Exercise directions -
Look for the string "Advanced" in every line, and copy each line that has it.

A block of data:

— START —

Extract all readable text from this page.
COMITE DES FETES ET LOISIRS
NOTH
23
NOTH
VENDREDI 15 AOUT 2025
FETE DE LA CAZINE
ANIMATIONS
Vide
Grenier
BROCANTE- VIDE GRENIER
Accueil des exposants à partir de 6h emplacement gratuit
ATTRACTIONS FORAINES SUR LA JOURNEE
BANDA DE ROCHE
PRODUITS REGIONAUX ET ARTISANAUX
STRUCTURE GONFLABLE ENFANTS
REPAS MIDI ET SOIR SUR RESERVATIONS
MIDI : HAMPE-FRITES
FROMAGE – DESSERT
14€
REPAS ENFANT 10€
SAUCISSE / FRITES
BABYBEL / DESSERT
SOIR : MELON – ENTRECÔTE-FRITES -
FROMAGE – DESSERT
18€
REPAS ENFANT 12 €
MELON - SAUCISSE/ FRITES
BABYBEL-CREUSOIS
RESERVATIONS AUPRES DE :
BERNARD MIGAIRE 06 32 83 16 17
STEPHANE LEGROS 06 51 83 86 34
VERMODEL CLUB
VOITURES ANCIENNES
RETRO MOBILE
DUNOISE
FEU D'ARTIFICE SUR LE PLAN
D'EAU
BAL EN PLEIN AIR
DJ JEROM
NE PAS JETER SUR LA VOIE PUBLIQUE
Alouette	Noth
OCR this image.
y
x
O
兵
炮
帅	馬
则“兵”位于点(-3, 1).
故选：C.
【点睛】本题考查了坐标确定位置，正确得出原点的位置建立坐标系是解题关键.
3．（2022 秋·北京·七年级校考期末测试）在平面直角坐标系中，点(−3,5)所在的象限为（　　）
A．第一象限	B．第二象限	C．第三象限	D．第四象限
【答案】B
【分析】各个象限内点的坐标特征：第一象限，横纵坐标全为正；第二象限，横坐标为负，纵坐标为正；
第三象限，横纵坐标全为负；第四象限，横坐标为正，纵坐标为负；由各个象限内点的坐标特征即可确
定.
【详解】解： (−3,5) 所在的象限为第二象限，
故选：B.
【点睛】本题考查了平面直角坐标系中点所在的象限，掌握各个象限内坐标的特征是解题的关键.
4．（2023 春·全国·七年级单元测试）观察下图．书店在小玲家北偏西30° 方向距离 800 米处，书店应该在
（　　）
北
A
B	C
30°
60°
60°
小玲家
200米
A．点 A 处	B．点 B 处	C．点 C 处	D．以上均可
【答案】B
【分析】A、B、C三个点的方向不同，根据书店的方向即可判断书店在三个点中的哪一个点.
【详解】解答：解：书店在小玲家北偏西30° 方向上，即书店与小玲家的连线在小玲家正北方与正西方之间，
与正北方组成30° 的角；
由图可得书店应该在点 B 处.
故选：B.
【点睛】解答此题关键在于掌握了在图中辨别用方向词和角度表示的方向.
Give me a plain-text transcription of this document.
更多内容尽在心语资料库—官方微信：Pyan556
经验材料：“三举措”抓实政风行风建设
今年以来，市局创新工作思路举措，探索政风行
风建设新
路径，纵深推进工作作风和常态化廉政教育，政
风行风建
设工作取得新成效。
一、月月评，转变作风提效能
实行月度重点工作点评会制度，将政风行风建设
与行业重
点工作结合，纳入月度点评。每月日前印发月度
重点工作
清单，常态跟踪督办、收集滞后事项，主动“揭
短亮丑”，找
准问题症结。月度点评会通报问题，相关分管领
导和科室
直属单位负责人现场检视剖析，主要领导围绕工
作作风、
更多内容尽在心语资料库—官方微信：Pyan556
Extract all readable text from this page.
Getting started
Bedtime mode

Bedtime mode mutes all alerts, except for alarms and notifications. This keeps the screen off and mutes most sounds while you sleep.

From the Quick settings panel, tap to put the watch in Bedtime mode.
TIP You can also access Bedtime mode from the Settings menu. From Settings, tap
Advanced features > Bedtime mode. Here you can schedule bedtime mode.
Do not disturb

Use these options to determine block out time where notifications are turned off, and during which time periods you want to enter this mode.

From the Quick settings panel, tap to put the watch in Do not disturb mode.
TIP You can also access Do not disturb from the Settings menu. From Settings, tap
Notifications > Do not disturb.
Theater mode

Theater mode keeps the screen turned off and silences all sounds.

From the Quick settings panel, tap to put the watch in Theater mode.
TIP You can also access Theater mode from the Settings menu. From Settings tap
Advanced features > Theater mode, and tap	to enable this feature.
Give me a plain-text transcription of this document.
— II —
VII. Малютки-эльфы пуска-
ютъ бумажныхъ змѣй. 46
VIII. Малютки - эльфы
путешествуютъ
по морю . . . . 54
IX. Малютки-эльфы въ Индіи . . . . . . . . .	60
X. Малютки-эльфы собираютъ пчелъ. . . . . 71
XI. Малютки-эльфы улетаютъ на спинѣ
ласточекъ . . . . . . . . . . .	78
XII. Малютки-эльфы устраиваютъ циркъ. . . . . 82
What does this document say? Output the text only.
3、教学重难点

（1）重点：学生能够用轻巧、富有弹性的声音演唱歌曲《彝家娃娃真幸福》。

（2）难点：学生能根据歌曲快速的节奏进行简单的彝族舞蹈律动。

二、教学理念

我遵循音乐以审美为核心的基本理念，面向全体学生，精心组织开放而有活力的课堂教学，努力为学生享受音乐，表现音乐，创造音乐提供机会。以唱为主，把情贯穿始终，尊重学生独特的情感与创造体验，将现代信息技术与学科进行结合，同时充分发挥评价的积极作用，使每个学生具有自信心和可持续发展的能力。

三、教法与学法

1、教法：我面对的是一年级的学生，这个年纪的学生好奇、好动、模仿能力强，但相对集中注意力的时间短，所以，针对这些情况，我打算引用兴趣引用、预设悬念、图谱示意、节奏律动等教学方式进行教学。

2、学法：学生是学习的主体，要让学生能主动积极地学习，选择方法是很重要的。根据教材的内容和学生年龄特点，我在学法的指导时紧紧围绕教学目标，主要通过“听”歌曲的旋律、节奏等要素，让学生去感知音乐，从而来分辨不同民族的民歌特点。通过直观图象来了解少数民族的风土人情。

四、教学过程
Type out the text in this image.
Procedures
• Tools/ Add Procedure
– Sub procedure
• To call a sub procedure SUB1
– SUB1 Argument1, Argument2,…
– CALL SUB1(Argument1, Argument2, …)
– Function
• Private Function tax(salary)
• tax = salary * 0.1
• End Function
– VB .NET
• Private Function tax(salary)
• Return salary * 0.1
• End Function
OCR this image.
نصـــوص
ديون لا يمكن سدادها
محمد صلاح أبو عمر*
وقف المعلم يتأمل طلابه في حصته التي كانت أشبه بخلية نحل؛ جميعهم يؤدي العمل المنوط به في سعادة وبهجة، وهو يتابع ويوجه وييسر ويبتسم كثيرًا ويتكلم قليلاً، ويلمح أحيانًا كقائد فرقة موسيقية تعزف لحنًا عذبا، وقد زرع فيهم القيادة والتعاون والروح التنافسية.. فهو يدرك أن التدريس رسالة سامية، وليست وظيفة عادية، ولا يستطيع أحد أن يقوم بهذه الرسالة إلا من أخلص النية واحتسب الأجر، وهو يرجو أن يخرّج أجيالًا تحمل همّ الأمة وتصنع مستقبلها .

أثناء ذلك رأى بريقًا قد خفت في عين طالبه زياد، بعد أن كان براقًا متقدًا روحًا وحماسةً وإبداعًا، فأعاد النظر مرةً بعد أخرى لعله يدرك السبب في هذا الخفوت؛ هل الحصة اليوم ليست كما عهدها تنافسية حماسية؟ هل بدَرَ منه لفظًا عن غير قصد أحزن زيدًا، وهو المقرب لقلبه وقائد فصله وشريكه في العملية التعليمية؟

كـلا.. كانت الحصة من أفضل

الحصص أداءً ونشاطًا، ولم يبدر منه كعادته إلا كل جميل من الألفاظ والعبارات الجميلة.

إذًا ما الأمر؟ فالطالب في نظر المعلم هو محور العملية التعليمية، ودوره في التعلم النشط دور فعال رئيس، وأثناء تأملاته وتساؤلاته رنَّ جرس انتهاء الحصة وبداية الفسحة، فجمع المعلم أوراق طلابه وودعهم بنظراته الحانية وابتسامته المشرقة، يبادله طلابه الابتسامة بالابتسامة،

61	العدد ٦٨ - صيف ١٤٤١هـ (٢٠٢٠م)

— END —

Exercise result -
Advanced features > Bedtime mode. Here you can schedule bedtime mode.
Advanced features > Theater mode, and tap	to enable this feature.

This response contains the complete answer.